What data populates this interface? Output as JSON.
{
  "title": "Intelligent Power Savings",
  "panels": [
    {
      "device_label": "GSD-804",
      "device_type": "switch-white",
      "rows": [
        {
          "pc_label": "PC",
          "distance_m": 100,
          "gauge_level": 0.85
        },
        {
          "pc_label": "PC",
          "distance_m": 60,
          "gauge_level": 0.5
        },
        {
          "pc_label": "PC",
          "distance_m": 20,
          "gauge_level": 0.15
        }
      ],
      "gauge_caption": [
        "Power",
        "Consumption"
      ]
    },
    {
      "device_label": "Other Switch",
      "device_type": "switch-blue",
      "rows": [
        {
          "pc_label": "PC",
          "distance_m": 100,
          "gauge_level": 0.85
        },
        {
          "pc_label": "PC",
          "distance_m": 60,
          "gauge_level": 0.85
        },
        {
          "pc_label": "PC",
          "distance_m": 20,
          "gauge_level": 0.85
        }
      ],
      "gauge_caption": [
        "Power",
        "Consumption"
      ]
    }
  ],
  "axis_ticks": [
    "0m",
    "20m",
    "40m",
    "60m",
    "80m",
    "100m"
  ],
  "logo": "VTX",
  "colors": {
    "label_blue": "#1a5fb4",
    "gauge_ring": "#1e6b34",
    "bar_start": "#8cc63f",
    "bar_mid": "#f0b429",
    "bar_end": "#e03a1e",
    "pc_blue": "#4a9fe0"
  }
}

================================

**AIM:** Output the entries exactly.

**TASK RESPONSE:**
What data populates this interface? Output as JSON.
{
  "title": "Intelligent Power Savings",
  "panels": [
    {
      "device_label": "GSD-804",
      "device_type": "switch-white",
      "rows": [
        {
          "pc_label": "PC",
          "distance_m": 100,
          "gauge_level": 0.85
        },
        {
          "pc_label": "PC",
          "distance_m": 60,
          "gauge_level": 0.5
        },
        {
          "pc_label": "PC",
          "distance_m": 20,
          "gauge_level": 0.15
        }
      ],
      "gauge_caption": [
        "Power",
        "Consumption"
      ]
    },
    {
      "device_label": "Other Switch",
      "device_type": "switch-blue",
      "rows": [
        {
          "pc_label": "PC",
          "distance_m": 100,
          "gauge_level": 0.85
        },
        {
          "pc_label": "PC",
          "distance_m": 60,
          "gauge_level": 0.85
        },
        {
          "pc_label": "PC",
          "distance_m": 20,
          "gauge_level": 0.85
        }
      ],
      "gauge_caption": [
        "Power",
        "Consumption"
      ]
    }
  ],
  "axis_ticks": [
    "0m",
    "20m",
    "40m",
    "60m",
    "80m",
    "100m"
  ],
  "logo": "VTX",
  "colors": {
    "label_blue": "#1a5fb4",
    "gauge_ring": "#1e6b34",
    "bar_start": "#8cc63f",
    "bar_mid": "#f0b429",
    "bar_end": "#e03a1e",
    "pc_blue": "#4a9fe0"
  }
}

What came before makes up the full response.